Given exercise: All of the records below should be output exactly.
▼▼▼
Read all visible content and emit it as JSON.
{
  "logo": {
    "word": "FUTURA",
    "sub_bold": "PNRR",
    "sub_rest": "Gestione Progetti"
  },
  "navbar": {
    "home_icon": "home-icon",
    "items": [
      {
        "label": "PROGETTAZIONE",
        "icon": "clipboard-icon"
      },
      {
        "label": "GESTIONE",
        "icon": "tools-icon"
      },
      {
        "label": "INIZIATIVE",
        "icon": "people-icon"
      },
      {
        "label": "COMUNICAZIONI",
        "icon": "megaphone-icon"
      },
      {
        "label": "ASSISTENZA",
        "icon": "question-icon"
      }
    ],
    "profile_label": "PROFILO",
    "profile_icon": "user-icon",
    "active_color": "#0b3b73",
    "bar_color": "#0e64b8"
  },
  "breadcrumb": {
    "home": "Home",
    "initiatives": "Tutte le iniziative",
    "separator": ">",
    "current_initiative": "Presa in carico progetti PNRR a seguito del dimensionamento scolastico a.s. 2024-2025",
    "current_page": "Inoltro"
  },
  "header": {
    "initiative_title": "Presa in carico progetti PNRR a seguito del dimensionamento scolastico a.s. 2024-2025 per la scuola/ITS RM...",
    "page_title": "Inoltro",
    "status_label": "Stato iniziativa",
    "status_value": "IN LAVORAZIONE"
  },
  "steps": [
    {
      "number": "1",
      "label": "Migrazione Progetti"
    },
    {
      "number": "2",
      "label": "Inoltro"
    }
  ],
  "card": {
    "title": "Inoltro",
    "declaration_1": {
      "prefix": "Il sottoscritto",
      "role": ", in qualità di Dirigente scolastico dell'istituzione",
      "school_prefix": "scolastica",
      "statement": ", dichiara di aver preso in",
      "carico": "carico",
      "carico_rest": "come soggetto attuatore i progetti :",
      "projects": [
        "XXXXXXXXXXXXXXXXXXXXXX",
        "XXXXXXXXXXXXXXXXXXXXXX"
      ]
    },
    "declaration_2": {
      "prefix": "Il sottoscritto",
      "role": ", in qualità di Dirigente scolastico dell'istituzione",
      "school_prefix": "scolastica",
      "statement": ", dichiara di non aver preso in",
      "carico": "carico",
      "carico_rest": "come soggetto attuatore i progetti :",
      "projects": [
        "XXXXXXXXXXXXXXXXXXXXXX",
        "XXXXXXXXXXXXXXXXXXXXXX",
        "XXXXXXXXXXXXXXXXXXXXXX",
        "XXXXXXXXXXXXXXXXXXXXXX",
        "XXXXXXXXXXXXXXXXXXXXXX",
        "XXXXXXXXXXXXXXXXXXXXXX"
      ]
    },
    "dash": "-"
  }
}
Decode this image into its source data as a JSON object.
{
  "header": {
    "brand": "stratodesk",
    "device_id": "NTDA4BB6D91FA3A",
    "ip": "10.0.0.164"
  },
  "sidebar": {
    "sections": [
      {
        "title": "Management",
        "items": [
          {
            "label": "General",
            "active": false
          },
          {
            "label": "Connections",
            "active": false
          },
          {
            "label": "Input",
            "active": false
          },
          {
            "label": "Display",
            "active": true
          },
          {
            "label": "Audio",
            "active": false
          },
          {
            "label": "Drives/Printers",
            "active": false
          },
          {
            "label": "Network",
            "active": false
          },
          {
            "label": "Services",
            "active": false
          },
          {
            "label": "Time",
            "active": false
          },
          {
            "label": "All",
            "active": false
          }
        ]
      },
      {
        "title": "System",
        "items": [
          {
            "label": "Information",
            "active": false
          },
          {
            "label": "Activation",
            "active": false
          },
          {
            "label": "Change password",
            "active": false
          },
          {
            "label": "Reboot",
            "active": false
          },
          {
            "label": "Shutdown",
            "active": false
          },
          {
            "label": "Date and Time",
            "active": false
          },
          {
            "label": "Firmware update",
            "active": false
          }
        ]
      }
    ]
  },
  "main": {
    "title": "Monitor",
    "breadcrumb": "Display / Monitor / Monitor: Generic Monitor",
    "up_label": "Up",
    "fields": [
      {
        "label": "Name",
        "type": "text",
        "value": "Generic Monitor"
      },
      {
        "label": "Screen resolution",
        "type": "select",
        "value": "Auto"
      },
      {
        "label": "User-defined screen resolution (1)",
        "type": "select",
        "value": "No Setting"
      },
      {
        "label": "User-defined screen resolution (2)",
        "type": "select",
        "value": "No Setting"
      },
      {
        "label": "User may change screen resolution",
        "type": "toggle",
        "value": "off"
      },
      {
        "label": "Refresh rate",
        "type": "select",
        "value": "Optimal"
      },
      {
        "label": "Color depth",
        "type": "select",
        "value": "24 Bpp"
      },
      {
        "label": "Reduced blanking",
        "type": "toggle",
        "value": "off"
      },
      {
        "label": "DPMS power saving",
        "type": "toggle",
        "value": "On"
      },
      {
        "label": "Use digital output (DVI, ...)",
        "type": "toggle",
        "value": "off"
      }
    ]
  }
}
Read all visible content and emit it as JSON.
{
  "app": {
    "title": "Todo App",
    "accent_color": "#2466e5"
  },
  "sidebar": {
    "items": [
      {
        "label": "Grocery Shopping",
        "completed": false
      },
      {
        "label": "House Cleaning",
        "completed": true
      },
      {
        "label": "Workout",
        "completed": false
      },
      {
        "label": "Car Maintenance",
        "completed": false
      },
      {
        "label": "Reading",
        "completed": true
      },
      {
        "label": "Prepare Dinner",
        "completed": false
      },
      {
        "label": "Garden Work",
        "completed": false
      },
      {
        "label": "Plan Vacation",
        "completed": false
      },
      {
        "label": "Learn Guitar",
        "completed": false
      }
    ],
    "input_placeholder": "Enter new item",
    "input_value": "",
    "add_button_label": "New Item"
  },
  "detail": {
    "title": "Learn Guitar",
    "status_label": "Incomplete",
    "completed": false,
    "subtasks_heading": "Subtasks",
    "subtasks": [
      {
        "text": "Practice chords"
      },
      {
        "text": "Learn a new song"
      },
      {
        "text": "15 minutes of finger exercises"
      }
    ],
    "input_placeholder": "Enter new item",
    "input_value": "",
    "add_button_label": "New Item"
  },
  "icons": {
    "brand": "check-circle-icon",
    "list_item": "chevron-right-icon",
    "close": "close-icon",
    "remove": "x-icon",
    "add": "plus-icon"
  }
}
▲▲▲
Response to the exercise:
Read all visible content and emit it as JSON.
{
  "logo": {
    "word": "FUTURA",
    "sub_bold": "PNRR",
    "sub_rest": "Gestione Progetti"
  },
  "navbar": {
    "home_icon": "home-icon",
    "items": [
      {
        "label": "PROGETTAZIONE",
        "icon": "clipboard-icon"
      },
      {
        "label": "GESTIONE",
        "icon": "tools-icon"
      },
      {
        "label": "INIZIATIVE",
        "icon": "people-icon"
      },
      {
        "label": "COMUNICAZIONI",
        "icon": "megaphone-icon"
      },
      {
        "label": "ASSISTENZA",
        "icon": "question-icon"
      }
    ],
    "profile_label": "PROFILO",
    "profile_icon": "user-icon",
    "active_color": "#0b3b73",
    "bar_color": "#0e64b8"
  },
  "breadcrumb": {
    "home": "Home",
    "initiatives": "Tutte le iniziative",
    "separator": ">",
    "current_initiative": "Presa in carico progetti PNRR a seguito del dimensionamento scolastico a.s. 2024-2025",
    "current_page": "Inoltro"
  },
  "header": {
    "initiative_title": "Presa in carico progetti PNRR a seguito del dimensionamento scolastico a.s. 2024-2025 per la scuola/ITS RM...",
    "page_title": "Inoltro",
    "status_label": "Stato iniziativa",
    "status_value": "IN LAVORAZIONE"
  },
  "steps": [
    {
      "number": "1",
      "label": "Migrazione Progetti"
    },
    {
      "number": "2",
      "label": "Inoltro"
    }
  ],
  "card": {
    "title": "Inoltro",
    "declaration_1": {
      "prefix": "Il sottoscritto",
      "role": ", in qualità di Dirigente scolastico dell'istituzione",
      "school_prefix": "scolastica",
      "statement": ", dichiara di aver preso in",
      "carico": "carico",
      "carico_rest": "come soggetto attuatore i progetti :",
      "projects": [
        "XXXXXXXXXXXXXXXXXXXXXX",
        "XXXXXXXXXXXXXXXXXXXXXX"
      ]
    },
    "declaration_2": {
      "prefix": "Il sottoscritto",
      "role": ", in qualità di Dirigente scolastico dell'istituzione",
      "school_prefix": "scolastica",
      "statement": ", dichiara di non aver preso in",
      "carico": "carico",
      "carico_rest": "come soggetto attuatore i progetti :",
      "projects": [
        "XXXXXXXXXXXXXXXXXXXXXX",
        "XXXXXXXXXXXXXXXXXXXXXX",
        "XXXXXXXXXXXXXXXXXXXXXX",
        "XXXXXXXXXXXXXXXXXXXXXX",
        "XXXXXXXXXXXXXXXXXXXXXX",
        "XXXXXXXXXXXXXXXXXXXXXX"
      ]
    },
    "dash": "-"
  }
}
Decode this image into its source data as a JSON object.
{
  "header": {
    "brand": "stratodesk",
    "device_id": "NTDA4BB6D91FA3A",
    "ip": "10.0.0.164"
  },
  "sidebar": {
    "sections": [
      {
        "title": "Management",
        "items": [
          {
            "label": "General",
            "active": false
          },
          {
            "label": "Connections",
            "active": false
          },
          {
            "label": "Input",
            "active": false
          },
          {
            "label": "Display",
            "active": true
          },
          {
            "label": "Audio",
            "active": false
          },
          {
            "label": "Drives/Printers",
            "active": false
          },
          {
            "label": "Network",
            "active": false
          },
          {
            "label": "Services",
            "active": false
          },
          {
            "label": "Time",
            "active": false
          },
          {
            "label": "All",
            "active": false
          }
        ]
      },
      {
        "title": "System",
        "items": [
          {
            "label": "Information",
            "active": false
          },
          {
            "label": "Activation",
            "active": false
          },
          {
            "label": "Change password",
            "active": false
          },
          {
            "label": "Reboot",
            "active": false
          },
          {
            "label": "Shutdown",
            "active": false
          },
          {
            "label": "Date and Time",
            "active": false
          },
          {
            "label": "Firmware update",
            "active": false
          }
        ]
      }
    ]
  },
  "main": {
    "title": "Monitor",
    "breadcrumb": "Display / Monitor / Monitor: Generic Monitor",
    "up_label": "Up",
    "fields": [
      {
        "label": "Name",
        "type": "text",
        "value": "Generic Monitor"
      },
      {
        "label": "Screen resolution",
        "type": "select",
        "value": "Auto"
      },
      {
        "label": "User-defined screen resolution (1)",
        "type": "select",
        "value": "No Setting"
      },
      {
        "label": "User-defined screen resolution (2)",
        "type": "select",
        "value": "No Setting"
      },
      {
        "label": "User may change screen resolution",
        "type": "toggle",
        "value": "off"
      },
      {
        "label": "Refresh rate",
        "type": "select",
        "value": "Optimal"
      },
      {
        "label": "Color depth",
        "type": "select",
        "value": "24 Bpp"
      },
      {
        "label": "Reduced blanking",
        "type": "toggle",
        "value": "off"
      },
      {
        "label": "DPMS power saving",
        "type": "toggle",
        "value": "On"
      },
      {
        "label": "Use digital output (DVI, ...)",
        "type": "toggle",
        "value": "off"
      }
    ]
  }
}
Read all visible content and emit it as JSON.
{
  "app": {
    "title": "Todo App",
    "accent_color": "#2466e5"
  },
  "sidebar": {
    "items": [
      {
        "label": "Grocery Shopping",
        "completed": false
      },
      {
        "label": "House Cleaning",
        "completed": true
      },
      {
        "label": "Workout",
        "completed": false
      },
      {
        "label": "Car Maintenance",
        "completed": false
      },
      {
        "label": "Reading",
        "completed": true
      },
      {
        "label": "Prepare Dinner",
        "completed": false
      },
      {
        "label": "Garden Work",
        "completed": false
      },
      {
        "label": "Plan Vacation",
        "completed": false
      },
      {
        "label": "Learn Guitar",
        "completed": false
      }
    ],
    "input_placeholder": "Enter new item",
    "input_value": "",
    "add_button_label": "New Item"
  },
  "detail": {
    "title": "Learn Guitar",
    "status_label": "Incomplete",
    "completed": false,
    "subtasks_heading": "Subtasks",
    "subtasks": [
      {
        "text": "Practice chords"
      },
      {
        "text": "Learn a new song"
      },
      {
        "text": "15 minutes of finger exercises"
      }
    ],
    "input_placeholder": "Enter new item",
    "input_value": "",
    "add_button_label": "New Item"
  },
  "icons": {
    "brand": "check-circle-icon",
    "list_item": "chevron-right-icon",
    "close": "close-icon",
    "remove": "x-icon",
    "add": "plus-icon"
  }
}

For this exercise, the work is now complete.